[PROMPT] Quote all entries exactly, leaving pictures aside.
------------------------
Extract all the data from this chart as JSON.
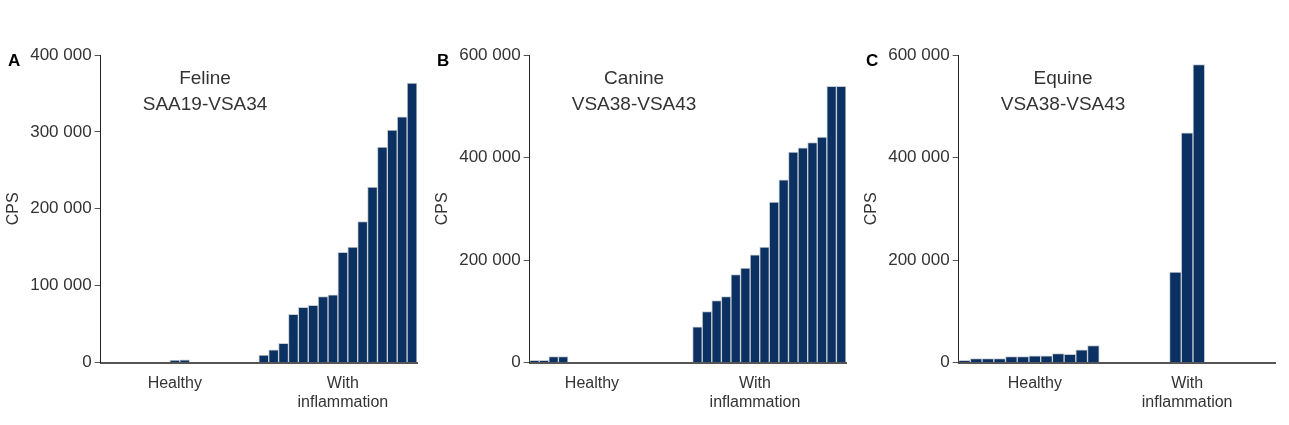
{
  "chart_data": [
    {
      "type": "bar",
      "title": "A",
      "annotations": [
        "Feline",
        "SAA19-VSA34"
      ],
      "ylabel": "CPS",
      "color": "#0a3161",
      "categories": [
        null,
        null,
        null,
        null,
        null,
        null,
        null,
        "Healthy",
        null,
        null,
        null,
        null,
        null,
        null,
        null,
        null,
        null,
        null,
        null,
        null,
        null,
        null,
        null,
        null,
        "With inflammation",
        null,
        null,
        null,
        null,
        null,
        null,
        null
      ],
      "values": [
        0,
        0,
        0,
        0,
        0,
        0,
        0,
        3000,
        3500,
        0,
        0,
        0,
        0,
        0,
        0,
        0,
        9900,
        16700,
        24900,
        62800,
        71900,
        74600,
        85900,
        88100,
        143300,
        150100,
        183500,
        228300,
        280200,
        302400,
        319600,
        363400
      ],
      "ylim": [
        0,
        400000
      ],
      "yticks": [
        {
          "value": 0,
          "label": "0"
        },
        {
          "value": 100000,
          "label": "100 000"
        },
        {
          "value": 200000,
          "label": "200 000"
        },
        {
          "value": 300000,
          "label": "300 000"
        },
        {
          "value": 400000,
          "label": "400 000"
        }
      ],
      "grid": false,
      "legend": false
    },
    {
      "type": "bar",
      "title": "B",
      "annotations": [
        "Canine",
        "VSA38-VSA43"
      ],
      "ylabel": "CPS",
      "color": "#0a3161",
      "categories": [
        null,
        null,
        null,
        null,
        null,
        null,
        "Healthy",
        null,
        null,
        null,
        null,
        null,
        null,
        null,
        null,
        null,
        null,
        null,
        null,
        null,
        null,
        null,
        null,
        "With inflammation",
        null,
        null,
        null,
        null,
        null,
        null,
        null,
        null,
        null
      ],
      "values": [
        4200,
        4200,
        11800,
        11800,
        null,
        null,
        null,
        null,
        null,
        null,
        null,
        null,
        null,
        null,
        null,
        null,
        null,
        69600,
        99500,
        121100,
        128800,
        171900,
        184400,
        210200,
        225500,
        313200,
        356400,
        410600,
        419000,
        429400,
        439900,
        538700,
        538700
      ],
      "ylim": [
        0,
        600000
      ],
      "yticks": [
        {
          "value": 0,
          "label": "0"
        },
        {
          "value": 200000,
          "label": "200 000"
        },
        {
          "value": 400000,
          "label": "400 000"
        },
        {
          "value": 600000,
          "label": "600 000"
        }
      ],
      "grid": false,
      "legend": false
    },
    {
      "type": "bar",
      "title": "C",
      "annotations": [
        "Equine",
        "VSA38-VSA43"
      ],
      "ylabel": "CPS",
      "color": "#0a3161",
      "categories": [
        null,
        null,
        null,
        null,
        null,
        null,
        "Healthy",
        null,
        null,
        null,
        null,
        null,
        null,
        null,
        null,
        null,
        null,
        null,
        null,
        "With inflammation",
        null,
        null,
        null,
        null,
        null,
        null,
        null
      ],
      "values": [
        4200,
        7700,
        7700,
        7700,
        11800,
        11800,
        13200,
        13200,
        17400,
        16000,
        25100,
        33400,
        null,
        null,
        null,
        null,
        null,
        null,
        176800,
        448200,
        581200,
        null,
        null,
        null,
        null,
        null,
        null
      ],
      "ylim": [
        0,
        600000
      ],
      "yticks": [
        {
          "value": 0,
          "label": "0"
        },
        {
          "value": 200000,
          "label": "200 000"
        },
        {
          "value": 400000,
          "label": "400 000"
        },
        {
          "value": 600000,
          "label": "600 000"
        }
      ],
      "grid": false,
      "legend": false
    }
  ]
}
------------------------
[THE COMPLETED TASK]
Extract all the data from this chart as JSON.
{
  "chart_data": [
    {
      "type": "bar",
      "title": "A",
      "annotations": [
        "Feline",
        "SAA19-VSA34"
      ],
      "ylabel": "CPS",
      "color": "#0a3161",
      "categories": [
        null,
        null,
        null,
        null,
        null,
        null,
        null,
        "Healthy",
        null,
        null,
        null,
        null,
        null,
        null,
        null,
        null,
        null,
        null,
        null,
        null,
        null,
        null,
        null,
        null,
        "With inflammation",
        null,
        null,
        null,
        null,
        null,
        null,
        null
      ],
      "values": [
        0,
        0,
        0,
        0,
        0,
        0,
        0,
        3000,
        3500,
        0,
        0,
        0,
        0,
        0,
        0,
        0,
        9900,
        16700,
        24900,
        62800,
        71900,
        74600,
        85900,
        88100,
        143300,
        150100,
        183500,
        228300,
        280200,
        302400,
        319600,
        363400
      ],
      "ylim": [
        0,
        400000
      ],
      "yticks": [
        {
          "value": 0,
          "label": "0"
        },
        {
          "value": 100000,
          "label": "100 000"
        },
        {
          "value": 200000,
          "label": "200 000"
        },
        {
          "value": 300000,
          "label": "300 000"
        },
        {
          "value": 400000,
          "label": "400 000"
        }
      ],
      "grid": false,
      "legend": false
    },
    {
      "type": "bar",
      "title": "B",
      "annotations": [
        "Canine",
        "VSA38-VSA43"
      ],
      "ylabel": "CPS",
      "color": "#0a3161",
      "categories": [
        null,
        null,
        null,
        null,
        null,
        null,
        "Healthy",
        null,
        null,
        null,
        null,
        null,
        null,
        null,
        null,
        null,
        null,
        null,
        null,
        null,
        null,
        null,
        null,
        "With inflammation",
        null,
        null,
        null,
        null,
        null,
        null,
        null,
        null,
        null
      ],
      "values": [
        4200,
        4200,
        11800,
        11800,
        null,
        null,
        null,
        null,
        null,
        null,
        null,
        null,
        null,
        null,
        null,
        null,
        null,
        69600,
        99500,
        121100,
        128800,
        171900,
        184400,
        210200,
        225500,
        313200,
        356400,
        410600,
        419000,
        429400,
        439900,
        538700,
        538700
      ],
      "ylim": [
        0,
        600000
      ],
      "yticks": [
        {
          "value": 0,
          "label": "0"
        },
        {
          "value": 200000,
          "label": "200 000"
        },
        {
          "value": 400000,
          "label": "400 000"
        },
        {
          "value": 600000,
          "label": "600 000"
        }
      ],
      "grid": false,
      "legend": false
    },
    {
      "type": "bar",
      "title": "C",
      "annotations": [
        "Equine",
        "VSA38-VSA43"
      ],
      "ylabel": "CPS",
      "color": "#0a3161",
      "categories": [
        null,
        null,
        null,
        null,
        null,
        null,
        "Healthy",
        null,
        null,
        null,
        null,
        null,
        null,
        null,
        null,
        null,
        null,
        null,
        null,
        "With inflammation",
        null,
        null,
        null,
        null,
        null,
        null,
        null
      ],
      "values": [
        4200,
        7700,
        7700,
        7700,
        11800,
        11800,
        13200,
        13200,
        17400,
        16000,
        25100,
        33400,
        null,
        null,
        null,
        null,
        null,
        null,
        176800,
        448200,
        581200,
        null,
        null,
        null,
        null,
        null,
        null
      ],
      "ylim": [
        0,
        600000
      ],
      "yticks": [
        {
          "value": 0,
          "label": "0"
        },
        {
          "value": 200000,
          "label": "200 000"
        },
        {
          "value": 400000,
          "label": "400 000"
        },
        {
          "value": 600000,
          "label": "600 000"
        }
      ],
      "grid": false,
      "legend": false
    }
  ]
}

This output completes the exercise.